Collected data:
╔══

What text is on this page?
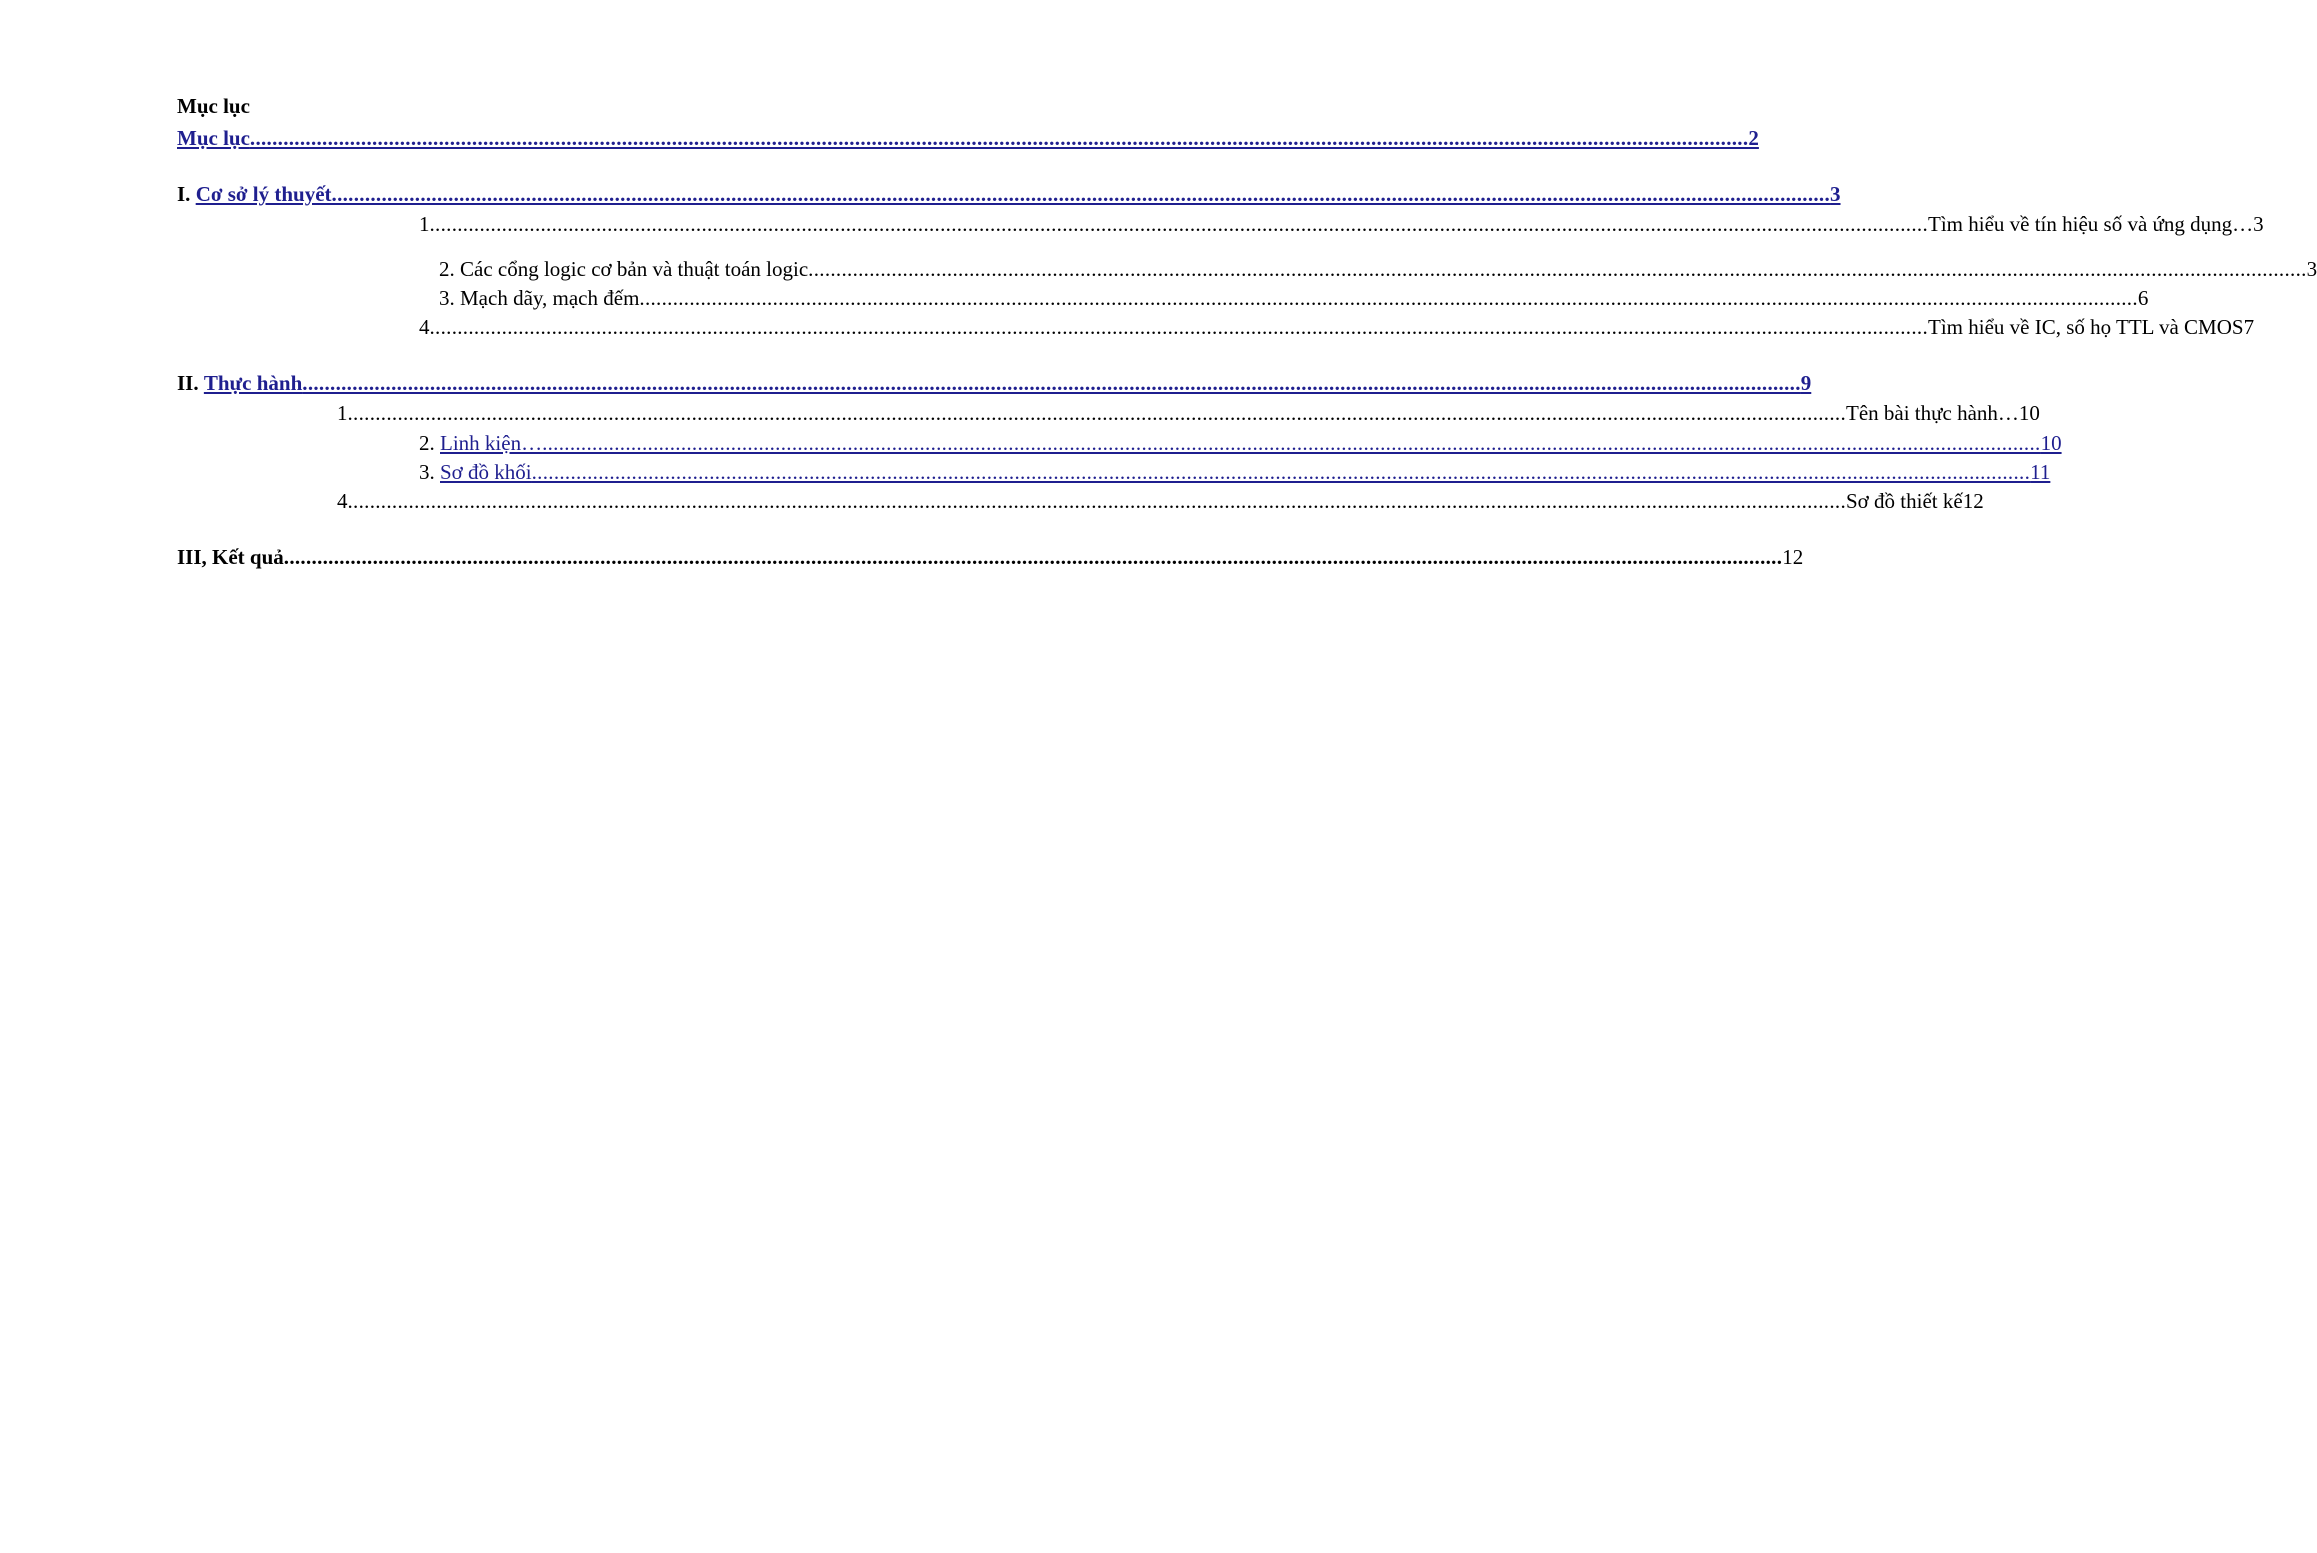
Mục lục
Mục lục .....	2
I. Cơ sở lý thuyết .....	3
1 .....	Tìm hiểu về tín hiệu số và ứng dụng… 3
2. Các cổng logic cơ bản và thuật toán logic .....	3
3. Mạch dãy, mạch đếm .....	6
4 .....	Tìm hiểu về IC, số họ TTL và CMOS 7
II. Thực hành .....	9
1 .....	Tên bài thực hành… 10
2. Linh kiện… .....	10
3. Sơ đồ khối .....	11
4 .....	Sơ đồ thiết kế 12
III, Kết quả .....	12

╚══
╔══

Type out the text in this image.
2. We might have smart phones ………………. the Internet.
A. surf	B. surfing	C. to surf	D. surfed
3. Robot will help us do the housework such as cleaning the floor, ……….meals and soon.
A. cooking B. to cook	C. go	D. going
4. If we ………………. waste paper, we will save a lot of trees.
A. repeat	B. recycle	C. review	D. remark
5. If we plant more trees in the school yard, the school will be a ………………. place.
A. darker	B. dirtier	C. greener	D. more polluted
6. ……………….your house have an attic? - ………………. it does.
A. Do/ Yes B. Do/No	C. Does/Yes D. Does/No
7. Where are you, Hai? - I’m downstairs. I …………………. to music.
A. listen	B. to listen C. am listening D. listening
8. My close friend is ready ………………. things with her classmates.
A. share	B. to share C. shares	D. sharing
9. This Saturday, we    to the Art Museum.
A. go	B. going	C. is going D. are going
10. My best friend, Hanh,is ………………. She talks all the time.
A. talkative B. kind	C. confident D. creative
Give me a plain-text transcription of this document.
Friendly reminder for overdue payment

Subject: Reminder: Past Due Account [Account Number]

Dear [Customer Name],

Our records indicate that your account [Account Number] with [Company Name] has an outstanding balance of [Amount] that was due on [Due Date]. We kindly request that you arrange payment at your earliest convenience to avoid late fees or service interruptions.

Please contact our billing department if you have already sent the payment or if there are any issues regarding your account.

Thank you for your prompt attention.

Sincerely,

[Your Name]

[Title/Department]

╚══

Review the material and copy each line in which the word "text" appears.

→ Finished exercise
What text is on this page?
Type out the text in this image.
Give me a plain-text transcription of this document.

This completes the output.